**** Exercise data

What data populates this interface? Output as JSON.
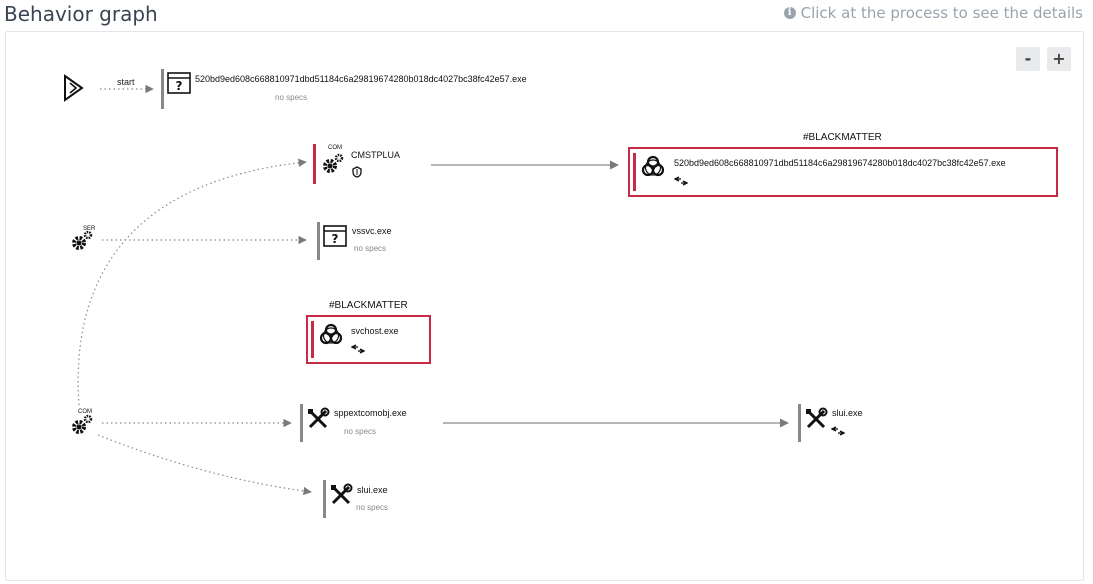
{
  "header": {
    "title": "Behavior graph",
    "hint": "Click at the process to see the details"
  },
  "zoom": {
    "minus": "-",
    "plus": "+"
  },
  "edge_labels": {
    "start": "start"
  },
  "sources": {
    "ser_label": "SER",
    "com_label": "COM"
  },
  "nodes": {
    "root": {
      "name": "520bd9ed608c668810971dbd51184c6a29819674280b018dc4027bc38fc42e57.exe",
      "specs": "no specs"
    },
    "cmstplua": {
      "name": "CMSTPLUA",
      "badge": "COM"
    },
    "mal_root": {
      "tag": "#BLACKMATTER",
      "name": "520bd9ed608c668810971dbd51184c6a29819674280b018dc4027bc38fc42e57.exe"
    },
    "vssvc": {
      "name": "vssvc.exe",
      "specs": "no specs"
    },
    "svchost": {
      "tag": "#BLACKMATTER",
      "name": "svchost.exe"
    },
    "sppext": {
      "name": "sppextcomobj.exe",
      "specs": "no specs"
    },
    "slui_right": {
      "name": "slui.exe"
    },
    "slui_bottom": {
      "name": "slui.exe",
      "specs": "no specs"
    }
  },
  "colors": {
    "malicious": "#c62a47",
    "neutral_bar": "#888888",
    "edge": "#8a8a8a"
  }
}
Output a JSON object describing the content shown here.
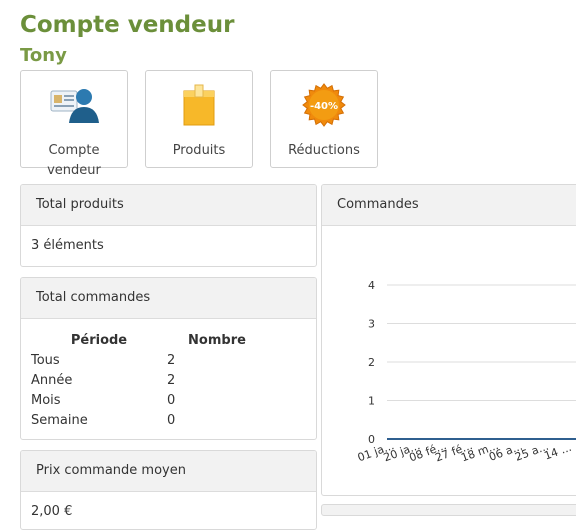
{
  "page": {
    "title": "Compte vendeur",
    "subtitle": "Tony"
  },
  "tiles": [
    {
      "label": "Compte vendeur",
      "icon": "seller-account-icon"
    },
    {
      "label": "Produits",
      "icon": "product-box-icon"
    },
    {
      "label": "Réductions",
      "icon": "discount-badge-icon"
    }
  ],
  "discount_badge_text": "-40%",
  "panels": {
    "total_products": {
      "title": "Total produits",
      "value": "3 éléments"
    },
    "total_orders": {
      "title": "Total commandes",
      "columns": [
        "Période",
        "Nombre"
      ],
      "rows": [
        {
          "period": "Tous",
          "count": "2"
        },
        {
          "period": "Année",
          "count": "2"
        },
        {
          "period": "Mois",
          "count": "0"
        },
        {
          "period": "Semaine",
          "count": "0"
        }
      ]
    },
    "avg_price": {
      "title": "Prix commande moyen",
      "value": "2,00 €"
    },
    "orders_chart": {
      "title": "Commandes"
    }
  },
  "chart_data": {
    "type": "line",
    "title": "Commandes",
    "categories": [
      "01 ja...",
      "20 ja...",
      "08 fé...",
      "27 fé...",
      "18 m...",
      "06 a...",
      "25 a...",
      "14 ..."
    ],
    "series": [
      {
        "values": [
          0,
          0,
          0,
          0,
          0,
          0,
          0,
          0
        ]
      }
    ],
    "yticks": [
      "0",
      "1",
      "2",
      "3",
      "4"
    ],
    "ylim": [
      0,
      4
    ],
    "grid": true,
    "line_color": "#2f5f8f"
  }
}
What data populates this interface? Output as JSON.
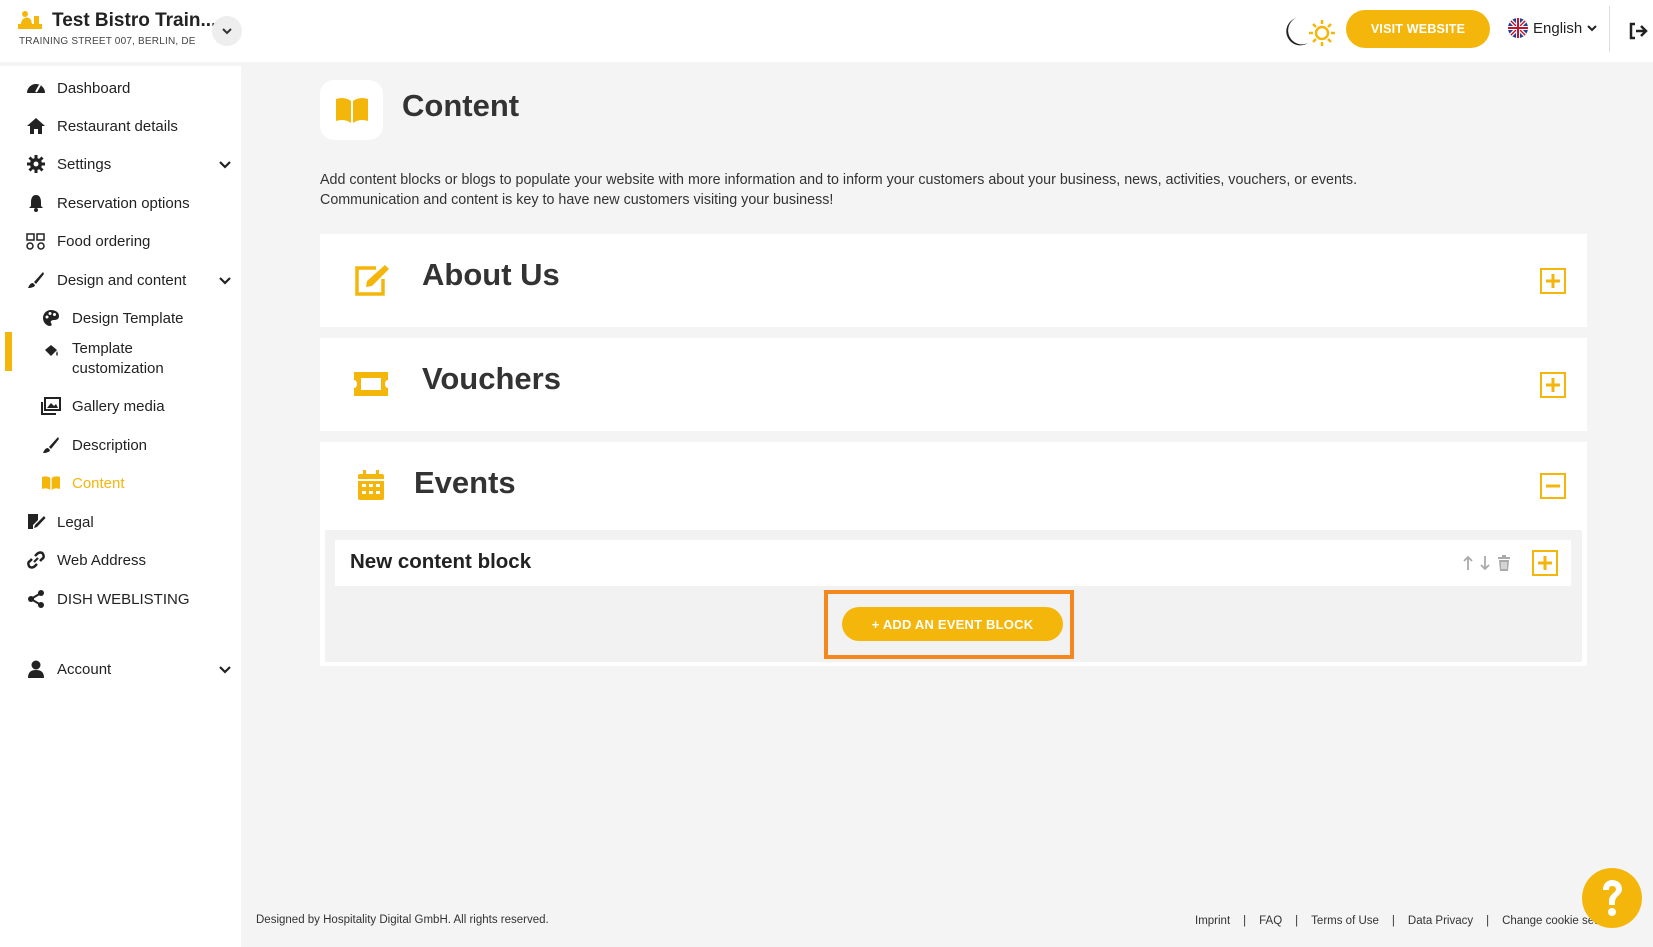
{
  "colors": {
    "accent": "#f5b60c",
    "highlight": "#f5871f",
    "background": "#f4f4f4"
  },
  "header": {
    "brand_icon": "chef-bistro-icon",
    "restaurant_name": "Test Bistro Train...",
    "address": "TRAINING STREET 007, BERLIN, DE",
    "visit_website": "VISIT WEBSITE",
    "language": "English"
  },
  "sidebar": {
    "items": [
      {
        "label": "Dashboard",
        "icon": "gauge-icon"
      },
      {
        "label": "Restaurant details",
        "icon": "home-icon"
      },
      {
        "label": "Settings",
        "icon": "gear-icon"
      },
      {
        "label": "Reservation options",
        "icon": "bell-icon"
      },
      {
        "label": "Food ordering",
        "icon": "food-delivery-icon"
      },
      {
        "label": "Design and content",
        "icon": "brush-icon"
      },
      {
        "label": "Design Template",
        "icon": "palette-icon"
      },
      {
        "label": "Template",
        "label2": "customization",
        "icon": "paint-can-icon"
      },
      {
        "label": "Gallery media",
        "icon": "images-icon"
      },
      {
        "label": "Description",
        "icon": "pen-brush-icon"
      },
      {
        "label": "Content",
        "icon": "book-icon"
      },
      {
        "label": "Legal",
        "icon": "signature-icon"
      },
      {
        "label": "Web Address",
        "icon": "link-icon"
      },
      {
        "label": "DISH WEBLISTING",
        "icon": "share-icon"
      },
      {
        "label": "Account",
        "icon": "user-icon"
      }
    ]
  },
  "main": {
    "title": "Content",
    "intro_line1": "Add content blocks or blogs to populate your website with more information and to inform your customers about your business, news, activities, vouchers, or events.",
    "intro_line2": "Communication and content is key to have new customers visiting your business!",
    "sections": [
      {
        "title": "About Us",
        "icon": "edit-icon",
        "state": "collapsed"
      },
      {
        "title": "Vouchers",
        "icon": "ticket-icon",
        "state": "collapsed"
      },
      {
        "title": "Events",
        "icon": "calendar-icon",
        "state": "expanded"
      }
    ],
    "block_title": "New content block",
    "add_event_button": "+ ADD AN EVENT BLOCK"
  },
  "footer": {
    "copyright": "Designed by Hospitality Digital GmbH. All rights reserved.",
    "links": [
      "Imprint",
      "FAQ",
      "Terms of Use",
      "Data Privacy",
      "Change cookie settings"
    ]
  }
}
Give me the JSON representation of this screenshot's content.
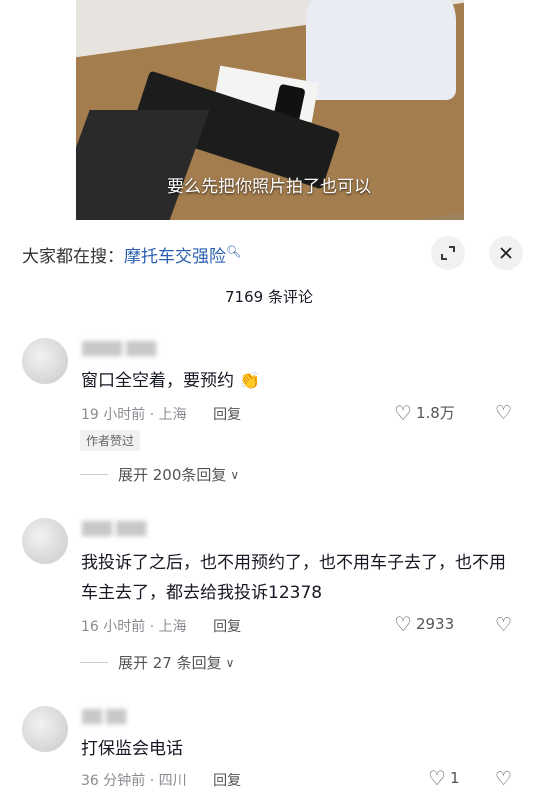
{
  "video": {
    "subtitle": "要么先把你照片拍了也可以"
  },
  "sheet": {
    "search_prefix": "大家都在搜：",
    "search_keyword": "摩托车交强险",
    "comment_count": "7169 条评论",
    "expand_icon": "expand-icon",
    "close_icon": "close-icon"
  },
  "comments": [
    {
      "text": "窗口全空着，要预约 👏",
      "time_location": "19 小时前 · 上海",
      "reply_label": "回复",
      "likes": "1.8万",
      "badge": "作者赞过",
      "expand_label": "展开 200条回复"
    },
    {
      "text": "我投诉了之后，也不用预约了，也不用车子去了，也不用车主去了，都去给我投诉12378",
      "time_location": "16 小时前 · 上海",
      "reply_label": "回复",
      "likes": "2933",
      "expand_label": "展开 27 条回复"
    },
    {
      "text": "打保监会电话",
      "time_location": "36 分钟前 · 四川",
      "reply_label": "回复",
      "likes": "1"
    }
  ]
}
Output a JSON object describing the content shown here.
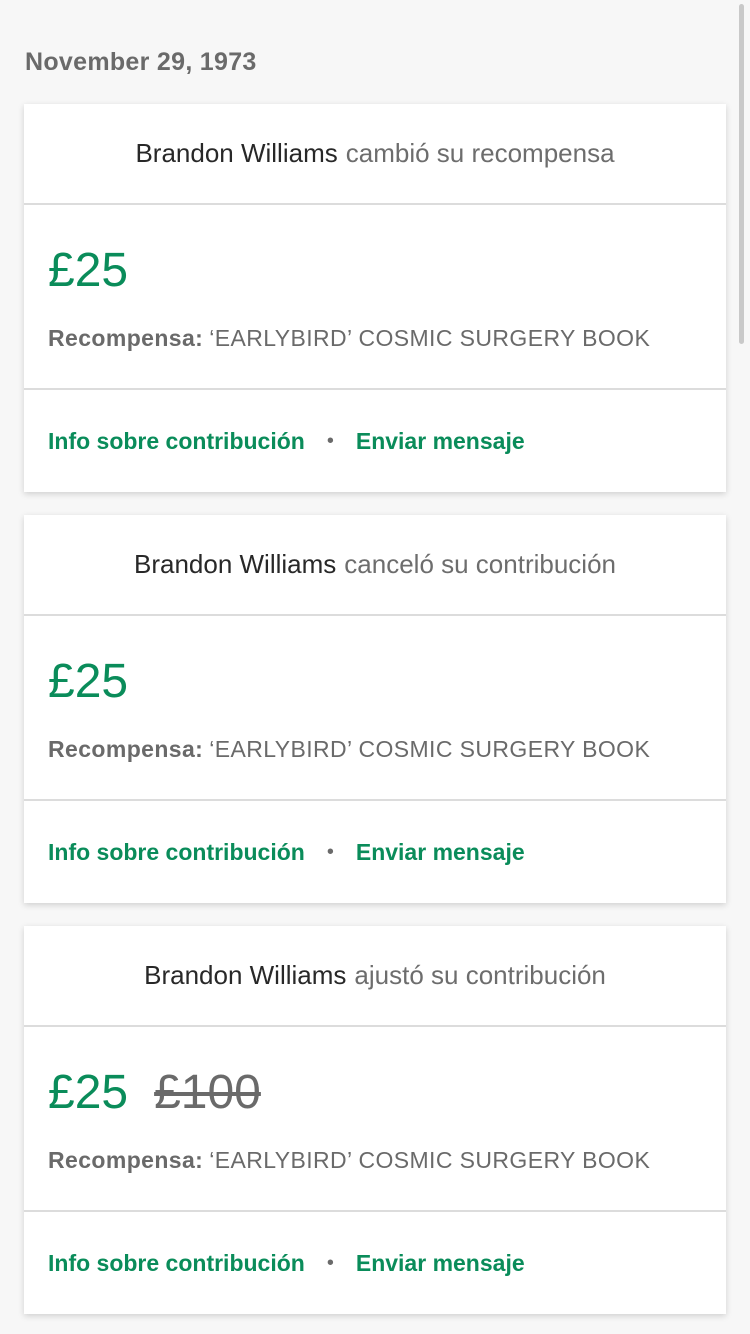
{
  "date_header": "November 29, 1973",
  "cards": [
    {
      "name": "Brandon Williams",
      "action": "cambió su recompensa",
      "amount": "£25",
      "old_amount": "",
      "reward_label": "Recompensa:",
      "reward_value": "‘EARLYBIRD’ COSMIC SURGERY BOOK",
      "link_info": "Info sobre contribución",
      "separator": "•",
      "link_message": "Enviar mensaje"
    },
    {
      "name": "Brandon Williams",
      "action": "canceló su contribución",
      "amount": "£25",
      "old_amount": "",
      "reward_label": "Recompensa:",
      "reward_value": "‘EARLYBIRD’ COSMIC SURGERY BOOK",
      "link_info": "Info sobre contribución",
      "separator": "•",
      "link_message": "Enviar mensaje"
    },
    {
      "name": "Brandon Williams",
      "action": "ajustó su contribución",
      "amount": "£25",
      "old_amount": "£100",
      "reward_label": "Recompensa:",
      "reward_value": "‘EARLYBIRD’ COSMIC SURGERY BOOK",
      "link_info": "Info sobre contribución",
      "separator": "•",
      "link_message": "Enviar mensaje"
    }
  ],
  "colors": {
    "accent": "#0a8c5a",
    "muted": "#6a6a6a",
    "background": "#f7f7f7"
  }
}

********

- [Written task] Set the listing down in full and exactly. Pictures within it should not appear in the copy.

- [Solution to this problem]
What data populates this interface? Output as JSON.
{
  "header": {
    "title": "Behavior graph",
    "hint": "Click at the process to see the details"
  },
  "zoom": {
    "minus": "-",
    "plus": "+"
  },
  "edge_labels": {
    "start": "start"
  },
  "sources": {
    "ser_label": "SER",
    "com_label": "COM"
  },
  "nodes": {
    "root": {
      "name": "520bd9ed608c668810971dbd51184c6a29819674280b018dc4027bc38fc42e57.exe",
      "specs": "no specs"
    },
    "cmstplua": {
      "name": "CMSTPLUA",
      "badge": "COM"
    },
    "mal_root": {
      "tag": "#BLACKMATTER",
      "name": "520bd9ed608c668810971dbd51184c6a29819674280b018dc4027bc38fc42e57.exe"
    },
    "vssvc": {
      "name": "vssvc.exe",
      "specs": "no specs"
    },
    "svchost": {
      "tag": "#BLACKMATTER",
      "name": "svchost.exe"
    },
    "sppext": {
      "name": "sppextcomobj.exe",
      "specs": "no specs"
    },
    "slui_right": {
      "name": "slui.exe"
    },
    "slui_bottom": {
      "name": "slui.exe",
      "specs": "no specs"
    }
  },
  "colors": {
    "malicious": "#c62a47",
    "neutral_bar": "#888888",
    "edge": "#8a8a8a"
  }
}
Output a JSON object describing the content shown here.
{
  "page": {
    "title": "Compte vendeur",
    "subtitle": "Tony"
  },
  "tiles": [
    {
      "label": "Compte vendeur",
      "icon": "seller-account-icon"
    },
    {
      "label": "Produits",
      "icon": "product-box-icon"
    },
    {
      "label": "Réductions",
      "icon": "discount-badge-icon"
    }
  ],
  "discount_badge_text": "-40%",
  "panels": {
    "total_products": {
      "title": "Total produits",
      "value": "3 éléments"
    },
    "total_orders": {
      "title": "Total commandes",
      "columns": [
        "Période",
        "Nombre"
      ],
      "rows": [
        {
          "period": "Tous",
          "count": "2"
        },
        {
          "period": "Année",
          "count": "2"
        },
        {
          "period": "Mois",
          "count": "0"
        },
        {
          "period": "Semaine",
          "count": "0"
        }
      ]
    },
    "avg_price": {
      "title": "Prix commande moyen",
      "value": "2,00 €"
    },
    "orders_chart": {
      "title": "Commandes"
    }
  },
  "chart_data": {
    "type": "line",
    "title": "Commandes",
    "categories": [
      "01 ja...",
      "20 ja...",
      "08 fé...",
      "27 fé...",
      "18 m...",
      "06 a...",
      "25 a...",
      "14 ..."
    ],
    "series": [
      {
        "values": [
          0,
          0,
          0,
          0,
          0,
          0,
          0,
          0
        ]
      }
    ],
    "yticks": [
      "0",
      "1",
      "2",
      "3",
      "4"
    ],
    "ylim": [
      0,
      4
    ],
    "grid": true,
    "line_color": "#2f5f8f"
  }
}
What data populates this interface? Output as JSON.
{
  "colors": {
    "accent": "#f5b60c",
    "highlight": "#f5871f",
    "background": "#f4f4f4"
  },
  "header": {
    "brand_icon": "chef-bistro-icon",
    "restaurant_name": "Test Bistro Train...",
    "address": "TRAINING STREET 007, BERLIN, DE",
    "visit_website": "VISIT WEBSITE",
    "language": "English"
  },
  "sidebar": {
    "items": [
      {
        "label": "Dashboard",
        "icon": "gauge-icon"
      },
      {
        "label": "Restaurant details",
        "icon": "home-icon"
      },
      {
        "label": "Settings",
        "icon": "gear-icon"
      },
      {
        "label": "Reservation options",
        "icon": "bell-icon"
      },
      {
        "label": "Food ordering",
        "icon": "food-delivery-icon"
      },
      {
        "label": "Design and content",
        "icon": "brush-icon"
      },
      {
        "label": "Design Template",
        "icon": "palette-icon"
      },
      {
        "label": "Template",
        "label2": "customization",
        "icon": "paint-can-icon"
      },
      {
        "label": "Gallery media",
        "icon": "images-icon"
      },
      {
        "label": "Description",
        "icon": "pen-brush-icon"
      },
      {
        "label": "Content",
        "icon": "book-icon"
      },
      {
        "label": "Legal",
        "icon": "signature-icon"
      },
      {
        "label": "Web Address",
        "icon": "link-icon"
      },
      {
        "label": "DISH WEBLISTING",
        "icon": "share-icon"
      },
      {
        "label": "Account",
        "icon": "user-icon"
      }
    ]
  },
  "main": {
    "title": "Content",
    "intro_line1": "Add content blocks or blogs to populate your website with more information and to inform your customers about your business, news, activities, vouchers, or events.",
    "intro_line2": "Communication and content is key to have new customers visiting your business!",
    "sections": [
      {
        "title": "About Us",
        "icon": "edit-icon",
        "state": "collapsed"
      },
      {
        "title": "Vouchers",
        "icon": "ticket-icon",
        "state": "collapsed"
      },
      {
        "title": "Events",
        "icon": "calendar-icon",
        "state": "expanded"
      }
    ],
    "block_title": "New content block",
    "add_event_button": "+ ADD AN EVENT BLOCK"
  },
  "footer": {
    "copyright": "Designed by Hospitality Digital GmbH. All rights reserved.",
    "links": [
      "Imprint",
      "FAQ",
      "Terms of Use",
      "Data Privacy",
      "Change cookie settings"
    ]
  }
}
Give me the JSON representation of this screenshot's content.
{
  "video": {
    "subtitle": "要么先把你照片拍了也可以"
  },
  "sheet": {
    "search_prefix": "大家都在搜：",
    "search_keyword": "摩托车交强险",
    "comment_count": "7169 条评论",
    "expand_icon": "expand-icon",
    "close_icon": "close-icon"
  },
  "comments": [
    {
      "text": "窗口全空着，要预约 👏",
      "time_location": "19 小时前 · 上海",
      "reply_label": "回复",
      "likes": "1.8万",
      "badge": "作者赞过",
      "expand_label": "展开 200条回复"
    },
    {
      "text": "我投诉了之后，也不用预约了，也不用车子去了，也不用车主去了，都去给我投诉12378",
      "time_location": "16 小时前 · 上海",
      "reply_label": "回复",
      "likes": "2933",
      "expand_label": "展开 27 条回复"
    },
    {
      "text": "打保监会电话",
      "time_location": "36 分钟前 · 四川",
      "reply_label": "回复",
      "likes": "1"
    }
  ]
}
Output a JSON object describing the content shown here.
{
  "date_header": "November 29, 1973",
  "cards": [
    {
      "name": "Brandon Williams",
      "action": "cambió su recompensa",
      "amount": "£25",
      "old_amount": "",
      "reward_label": "Recompensa:",
      "reward_value": "‘EARLYBIRD’ COSMIC SURGERY BOOK",
      "link_info": "Info sobre contribución",
      "separator": "•",
      "link_message": "Enviar mensaje"
    },
    {
      "name": "Brandon Williams",
      "action": "canceló su contribución",
      "amount": "£25",
      "old_amount": "",
      "reward_label": "Recompensa:",
      "reward_value": "‘EARLYBIRD’ COSMIC SURGERY BOOK",
      "link_info": "Info sobre contribución",
      "separator": "•",
      "link_message": "Enviar mensaje"
    },
    {
      "name": "Brandon Williams",
      "action": "ajustó su contribución",
      "amount": "£25",
      "old_amount": "£100",
      "reward_label": "Recompensa:",
      "reward_value": "‘EARLYBIRD’ COSMIC SURGERY BOOK",
      "link_info": "Info sobre contribución",
      "separator": "•",
      "link_message": "Enviar mensaje"
    }
  ],
  "colors": {
    "accent": "#0a8c5a",
    "muted": "#6a6a6a",
    "background": "#f7f7f7"
  }
}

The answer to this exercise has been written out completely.